- Extracted information

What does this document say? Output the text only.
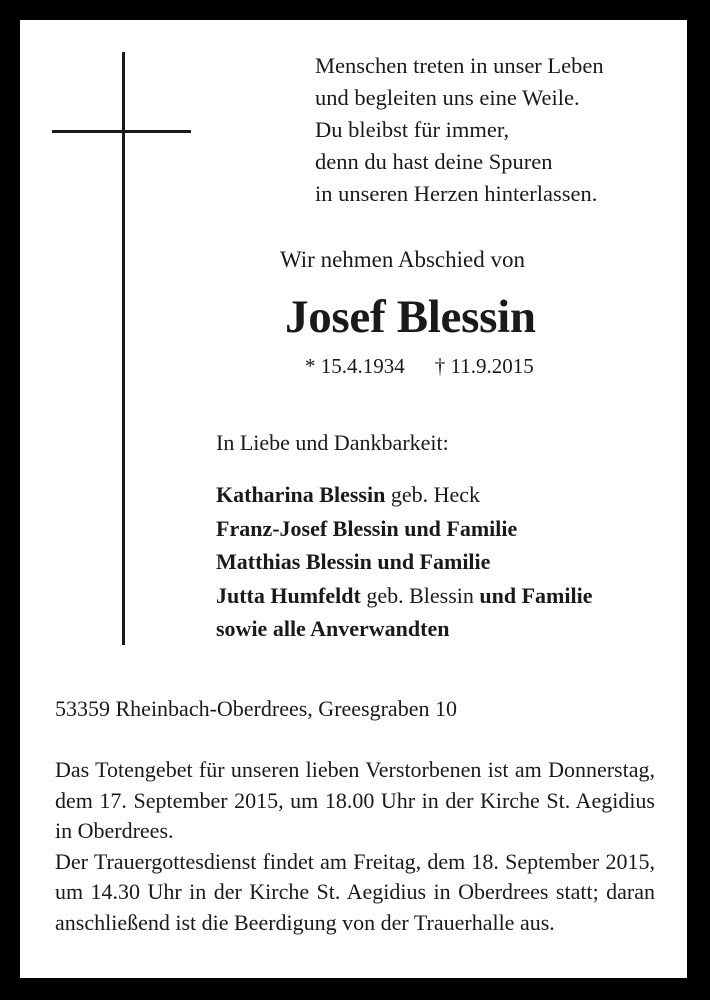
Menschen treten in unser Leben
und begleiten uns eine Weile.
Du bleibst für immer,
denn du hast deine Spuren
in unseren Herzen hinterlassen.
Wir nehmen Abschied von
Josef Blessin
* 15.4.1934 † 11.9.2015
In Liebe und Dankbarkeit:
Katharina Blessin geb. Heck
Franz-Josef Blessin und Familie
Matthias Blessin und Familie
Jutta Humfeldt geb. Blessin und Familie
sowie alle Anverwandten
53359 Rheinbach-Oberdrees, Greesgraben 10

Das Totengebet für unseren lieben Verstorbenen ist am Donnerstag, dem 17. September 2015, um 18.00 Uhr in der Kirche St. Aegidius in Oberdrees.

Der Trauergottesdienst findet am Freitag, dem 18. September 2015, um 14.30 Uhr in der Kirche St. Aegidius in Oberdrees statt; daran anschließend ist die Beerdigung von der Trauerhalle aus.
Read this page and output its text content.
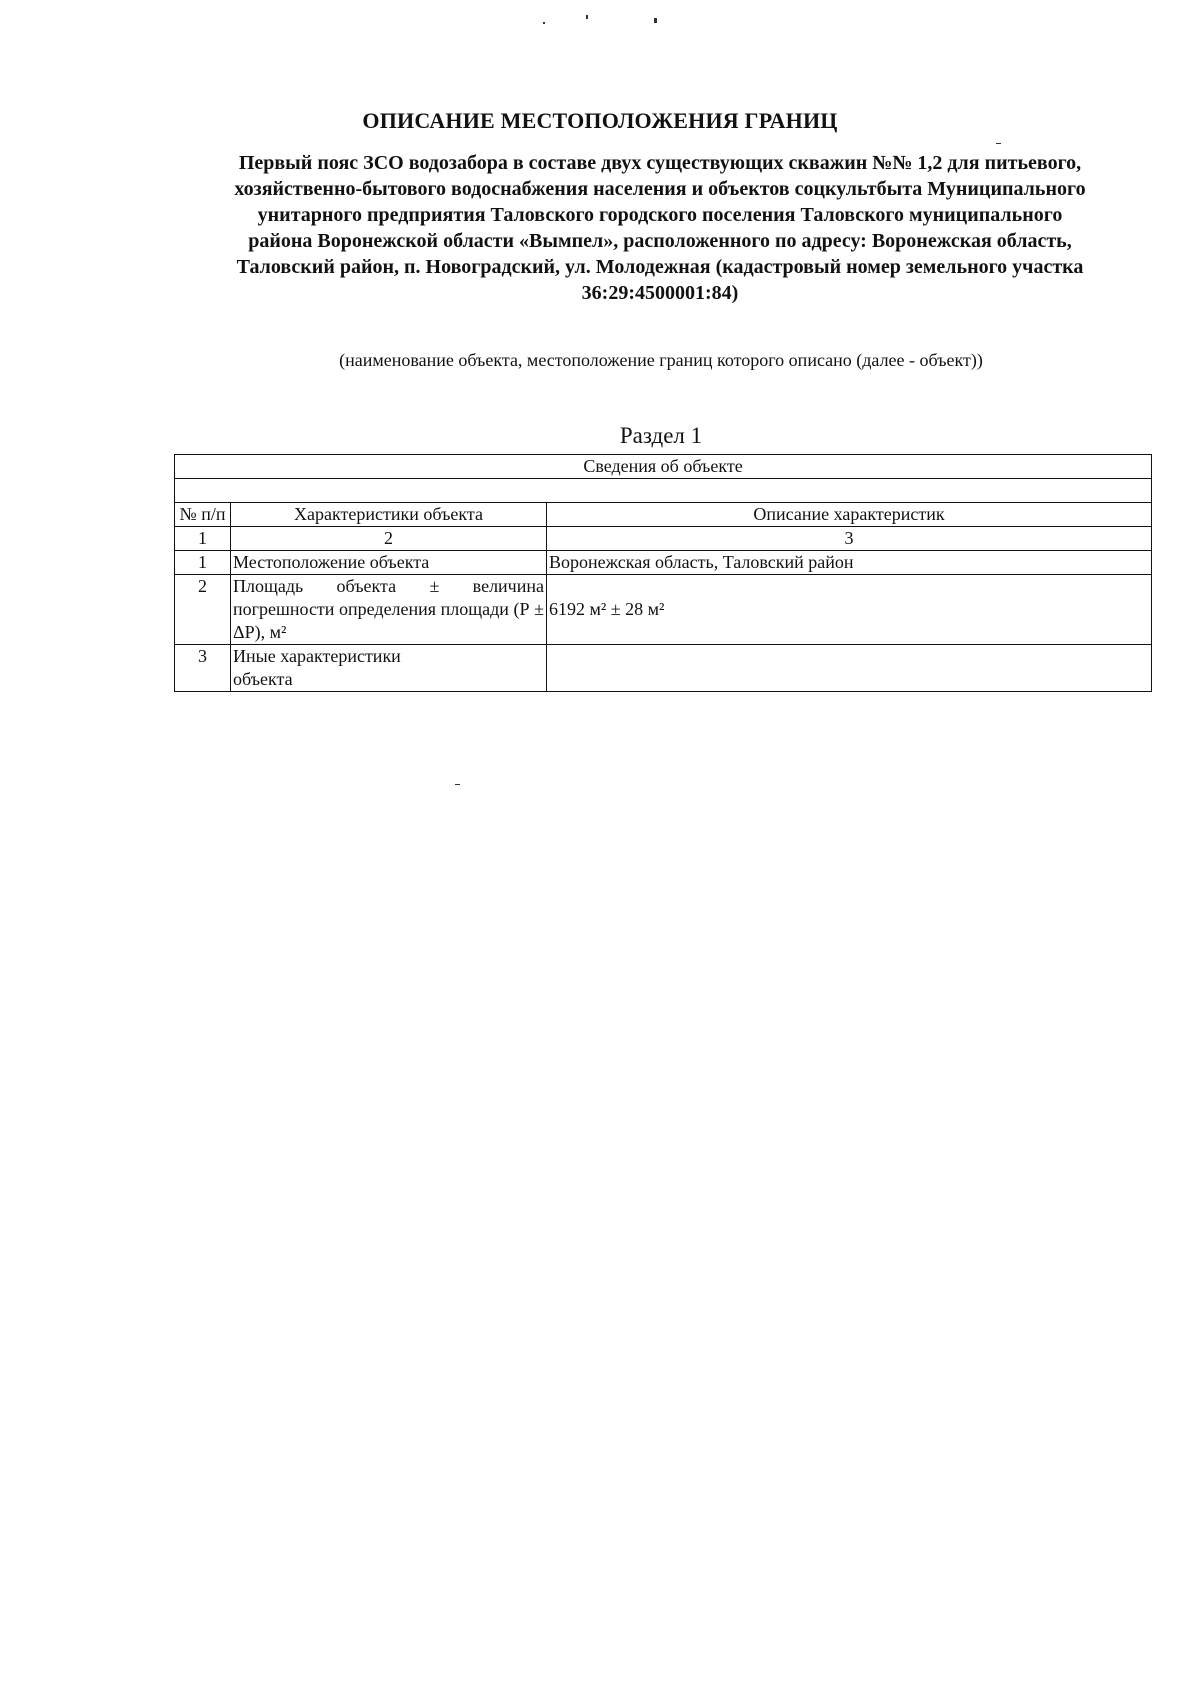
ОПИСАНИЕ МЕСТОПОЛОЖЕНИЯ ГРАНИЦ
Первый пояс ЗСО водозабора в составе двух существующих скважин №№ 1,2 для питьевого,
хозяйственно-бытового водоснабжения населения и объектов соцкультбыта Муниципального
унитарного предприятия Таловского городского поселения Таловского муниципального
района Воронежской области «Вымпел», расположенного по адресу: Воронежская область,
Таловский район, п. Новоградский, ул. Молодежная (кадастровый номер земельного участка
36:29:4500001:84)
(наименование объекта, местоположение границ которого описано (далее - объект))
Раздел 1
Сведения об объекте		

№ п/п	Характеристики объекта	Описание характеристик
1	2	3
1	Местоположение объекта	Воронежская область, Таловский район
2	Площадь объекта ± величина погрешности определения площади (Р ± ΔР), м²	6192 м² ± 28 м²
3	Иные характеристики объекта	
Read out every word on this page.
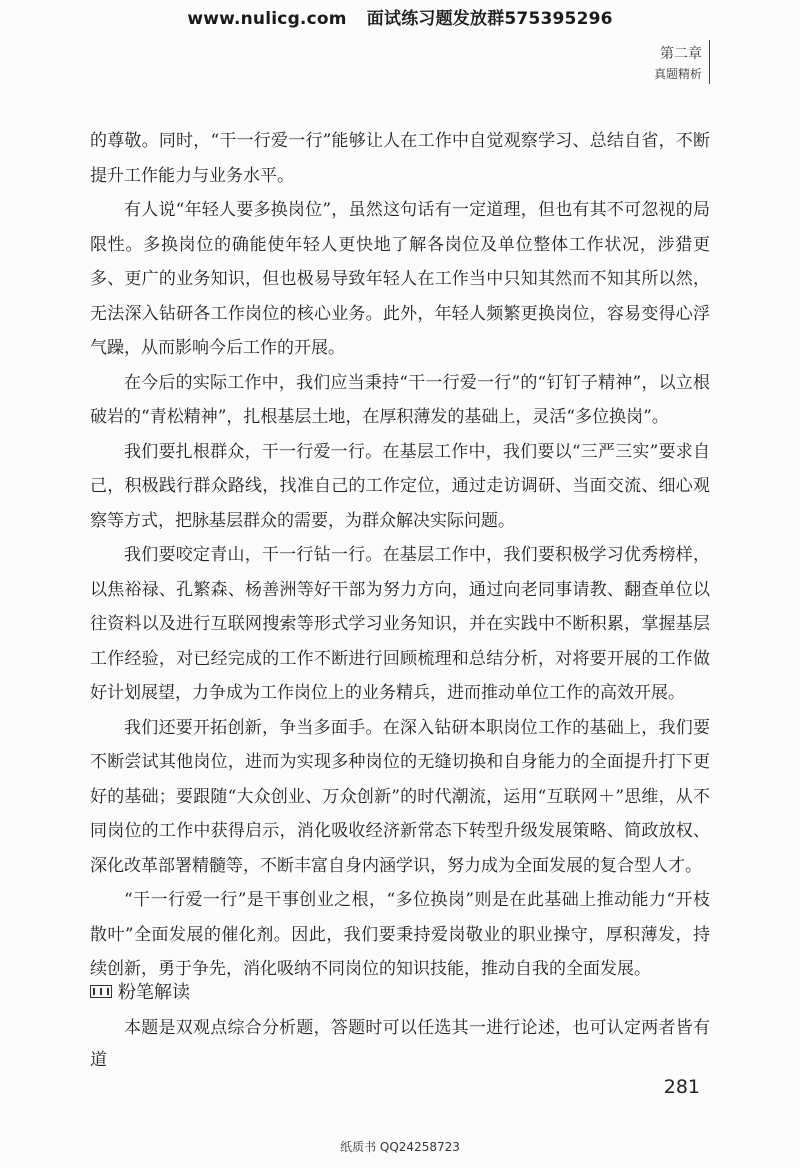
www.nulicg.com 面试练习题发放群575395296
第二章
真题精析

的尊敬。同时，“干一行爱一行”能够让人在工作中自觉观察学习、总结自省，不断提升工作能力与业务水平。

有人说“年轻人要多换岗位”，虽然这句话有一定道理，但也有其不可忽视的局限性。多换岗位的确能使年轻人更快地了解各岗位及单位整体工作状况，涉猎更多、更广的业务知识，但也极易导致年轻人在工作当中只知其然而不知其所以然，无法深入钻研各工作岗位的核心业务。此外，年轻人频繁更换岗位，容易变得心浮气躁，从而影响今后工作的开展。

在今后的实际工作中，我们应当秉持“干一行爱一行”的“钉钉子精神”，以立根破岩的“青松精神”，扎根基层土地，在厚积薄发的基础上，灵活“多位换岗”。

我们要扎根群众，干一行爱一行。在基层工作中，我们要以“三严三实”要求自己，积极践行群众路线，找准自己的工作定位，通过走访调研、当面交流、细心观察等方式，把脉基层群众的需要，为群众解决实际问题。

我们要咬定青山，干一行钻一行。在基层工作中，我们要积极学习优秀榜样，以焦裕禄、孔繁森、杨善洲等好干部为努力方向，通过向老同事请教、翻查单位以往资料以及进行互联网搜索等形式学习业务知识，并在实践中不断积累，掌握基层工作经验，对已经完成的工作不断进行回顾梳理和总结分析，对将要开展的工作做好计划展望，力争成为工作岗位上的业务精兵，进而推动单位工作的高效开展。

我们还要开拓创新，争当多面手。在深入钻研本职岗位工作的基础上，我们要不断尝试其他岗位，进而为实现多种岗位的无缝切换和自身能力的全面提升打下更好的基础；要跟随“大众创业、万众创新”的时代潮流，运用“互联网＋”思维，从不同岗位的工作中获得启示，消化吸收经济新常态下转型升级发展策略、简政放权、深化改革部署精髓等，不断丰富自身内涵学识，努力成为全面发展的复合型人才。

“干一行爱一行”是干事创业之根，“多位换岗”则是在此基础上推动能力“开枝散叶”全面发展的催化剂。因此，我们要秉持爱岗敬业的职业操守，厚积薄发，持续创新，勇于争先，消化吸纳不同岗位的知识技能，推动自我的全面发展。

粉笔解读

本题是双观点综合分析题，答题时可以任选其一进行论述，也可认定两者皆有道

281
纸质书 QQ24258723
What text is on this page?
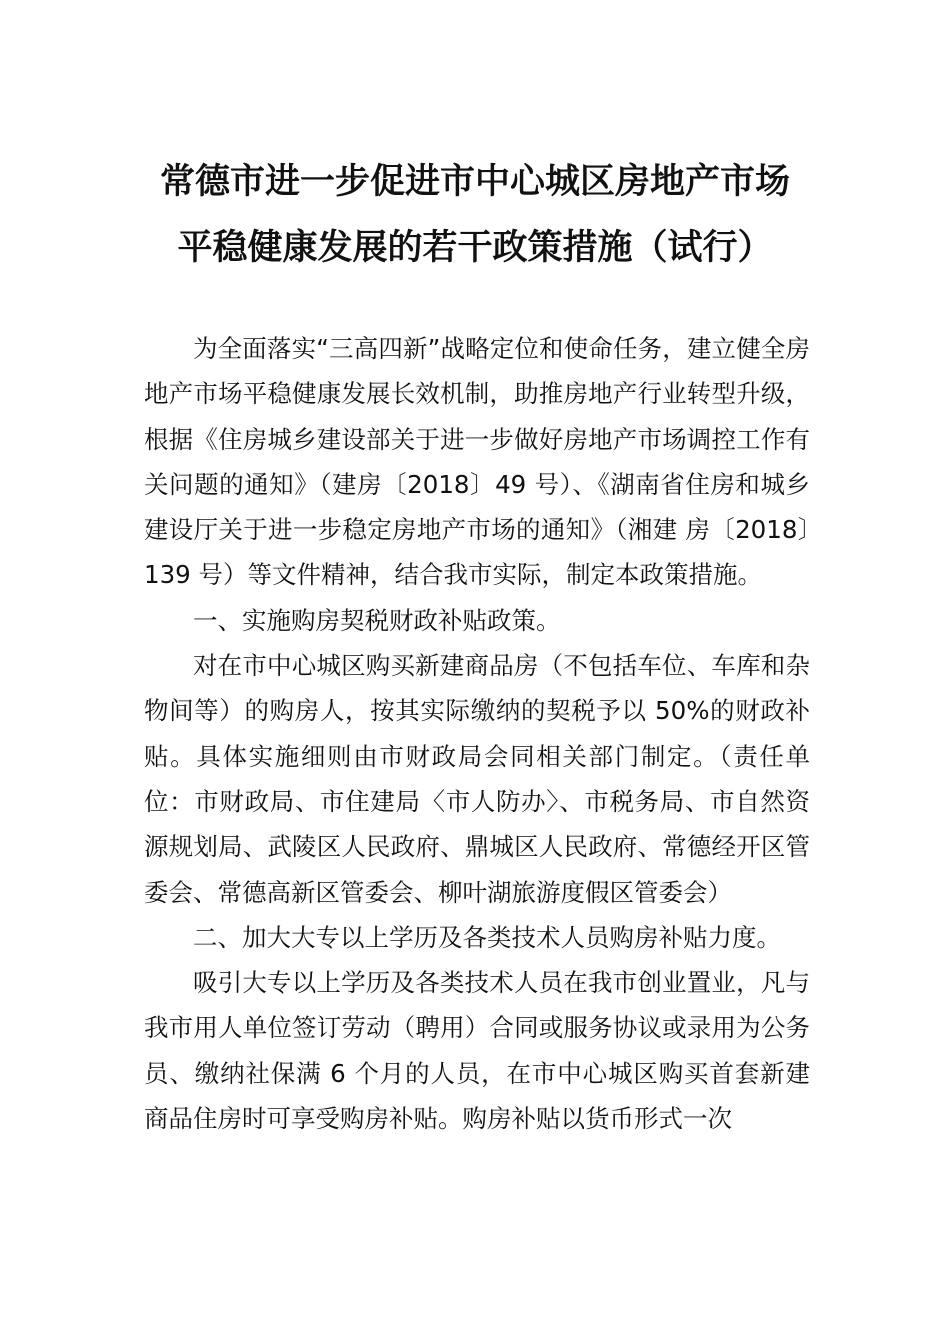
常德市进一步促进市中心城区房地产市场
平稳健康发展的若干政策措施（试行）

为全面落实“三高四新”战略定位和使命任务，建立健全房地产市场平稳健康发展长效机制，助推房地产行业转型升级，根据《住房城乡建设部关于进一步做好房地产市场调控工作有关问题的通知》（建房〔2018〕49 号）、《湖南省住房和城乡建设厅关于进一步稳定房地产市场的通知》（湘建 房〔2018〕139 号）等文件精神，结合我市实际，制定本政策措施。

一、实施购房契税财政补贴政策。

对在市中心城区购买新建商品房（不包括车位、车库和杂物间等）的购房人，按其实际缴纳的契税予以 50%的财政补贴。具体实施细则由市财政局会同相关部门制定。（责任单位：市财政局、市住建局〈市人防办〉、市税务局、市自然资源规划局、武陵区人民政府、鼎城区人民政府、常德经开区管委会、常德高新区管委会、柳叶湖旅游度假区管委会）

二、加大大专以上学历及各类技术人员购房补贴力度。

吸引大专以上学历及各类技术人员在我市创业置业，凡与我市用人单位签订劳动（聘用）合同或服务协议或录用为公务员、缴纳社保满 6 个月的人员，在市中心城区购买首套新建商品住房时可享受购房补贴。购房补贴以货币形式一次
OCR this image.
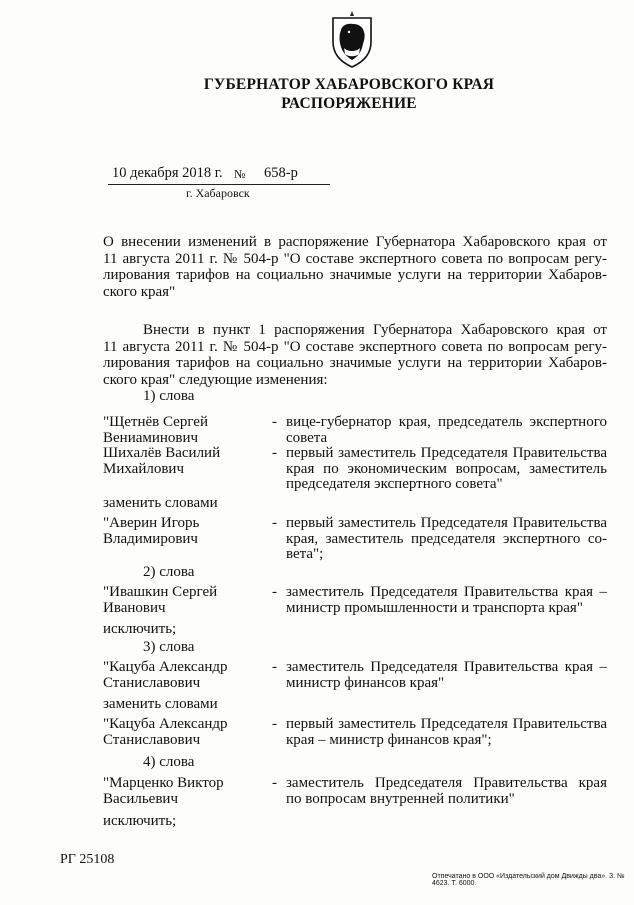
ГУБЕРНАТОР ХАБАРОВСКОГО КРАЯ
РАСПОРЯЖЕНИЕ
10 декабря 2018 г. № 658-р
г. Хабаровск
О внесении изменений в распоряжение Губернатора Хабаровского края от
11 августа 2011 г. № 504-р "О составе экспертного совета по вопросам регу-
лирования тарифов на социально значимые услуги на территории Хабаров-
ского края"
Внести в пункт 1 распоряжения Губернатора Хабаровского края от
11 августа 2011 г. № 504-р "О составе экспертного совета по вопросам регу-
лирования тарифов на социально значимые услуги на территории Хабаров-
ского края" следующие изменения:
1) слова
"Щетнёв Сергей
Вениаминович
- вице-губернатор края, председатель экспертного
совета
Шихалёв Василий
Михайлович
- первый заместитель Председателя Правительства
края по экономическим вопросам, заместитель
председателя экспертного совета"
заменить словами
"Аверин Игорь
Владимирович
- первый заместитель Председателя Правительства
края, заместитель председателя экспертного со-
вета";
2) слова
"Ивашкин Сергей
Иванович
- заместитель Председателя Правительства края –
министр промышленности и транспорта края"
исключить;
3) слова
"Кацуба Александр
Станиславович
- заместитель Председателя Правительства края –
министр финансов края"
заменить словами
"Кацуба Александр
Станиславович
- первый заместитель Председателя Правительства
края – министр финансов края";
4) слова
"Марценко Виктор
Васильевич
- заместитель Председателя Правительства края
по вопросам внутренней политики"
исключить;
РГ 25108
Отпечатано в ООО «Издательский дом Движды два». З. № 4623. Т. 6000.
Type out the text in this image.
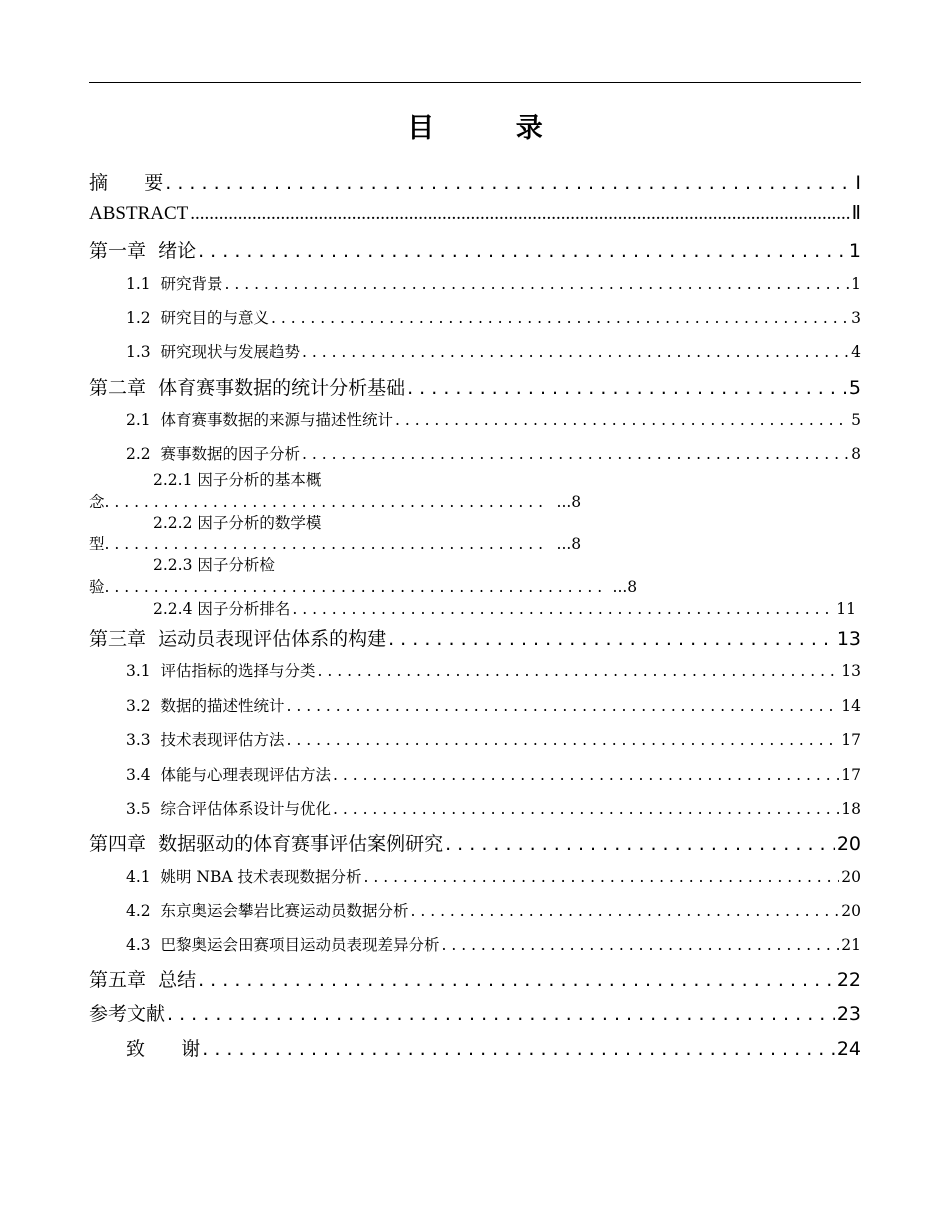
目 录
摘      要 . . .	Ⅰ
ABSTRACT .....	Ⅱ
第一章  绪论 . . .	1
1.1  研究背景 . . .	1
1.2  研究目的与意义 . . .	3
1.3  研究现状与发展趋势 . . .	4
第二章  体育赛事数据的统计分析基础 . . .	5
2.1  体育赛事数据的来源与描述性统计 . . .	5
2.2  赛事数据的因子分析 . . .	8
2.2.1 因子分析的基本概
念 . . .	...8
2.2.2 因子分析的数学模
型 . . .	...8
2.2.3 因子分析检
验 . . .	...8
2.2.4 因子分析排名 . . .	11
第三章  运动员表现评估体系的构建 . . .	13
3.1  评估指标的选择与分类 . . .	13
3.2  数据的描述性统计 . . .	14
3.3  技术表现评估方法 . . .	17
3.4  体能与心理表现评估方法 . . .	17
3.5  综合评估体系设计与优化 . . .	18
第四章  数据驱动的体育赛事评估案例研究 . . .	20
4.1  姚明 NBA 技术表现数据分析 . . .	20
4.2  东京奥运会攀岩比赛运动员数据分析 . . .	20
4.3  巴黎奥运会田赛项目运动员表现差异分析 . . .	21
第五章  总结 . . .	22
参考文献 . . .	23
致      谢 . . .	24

- Short task
Copy each line of the data that contains the word "финансов".

- Output of the task
министр финансов края"
края – министр финансов края";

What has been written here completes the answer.